== Written request A ==
From the control-section passage below, copy word for word the part that opens with the words containing "Next, the control" and closes with "the print output.".
== Written request B ==
In the control-section passage below, which ACT number is given for the settlement processing?

== Page excerpt ==
────────────────────────────────────────

The control section 114 receives the commodity code data (ACT S25). Specifically, the control section 114 receives the commodity code data input from the operation section 111 or the commodity code data sent from the handy scanner 13 through the wireless communication section 113. Furthermore, the control section 114 extracts commodity data corresponding to a unit price of a commodity from a database according to the received commodity code data and displays the unit price of the commodity on the display section 112.
The control section 114 carries out a settlement processing (ACT S26). Specifically, the control section 114 calculates a total amount of commodities according to the commodity data corresponding to one transaction extracted in the processing in ACT S25 and displays the settlement amount for the customer on the display section 112. Further, the control section 114 displays a deposit amount from the customer and a change amount on the display section 112 to carry out the settlement processing of the commodities corresponding to one transaction.
Next, the control section 114 carries out a print instruction (ACT S27). Specifically, the control section 114 sends the print command to the printer 12 to instruct a printing. If the printer 12 responds to the print command, the control section 114 sends the print data to the printer 12 to enable the printer 12 to execute the print output.

────────────────────────────────────────

== Material ==

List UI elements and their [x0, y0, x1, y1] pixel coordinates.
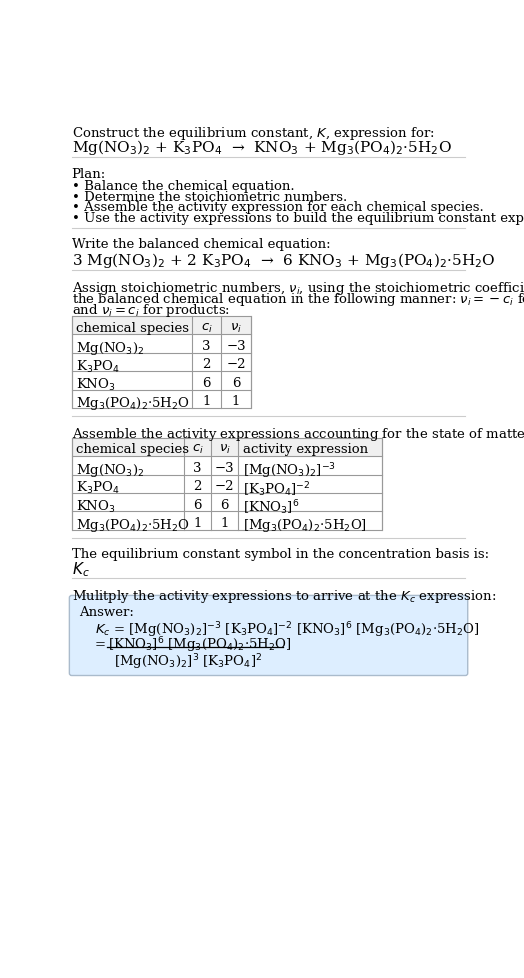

────────────────────────────────────────

== Output A ==
Next, the control section 114 carries out a print instruction (ACT S27). Specifically, the control section 114 sends the print command to the printer 12 to instruct a printing. If the printer 12 responds to the print command, the control section 114 sends the print data to the printer 12 to enable the printer 12 to execute the print output.

== Output B ==
ACT S26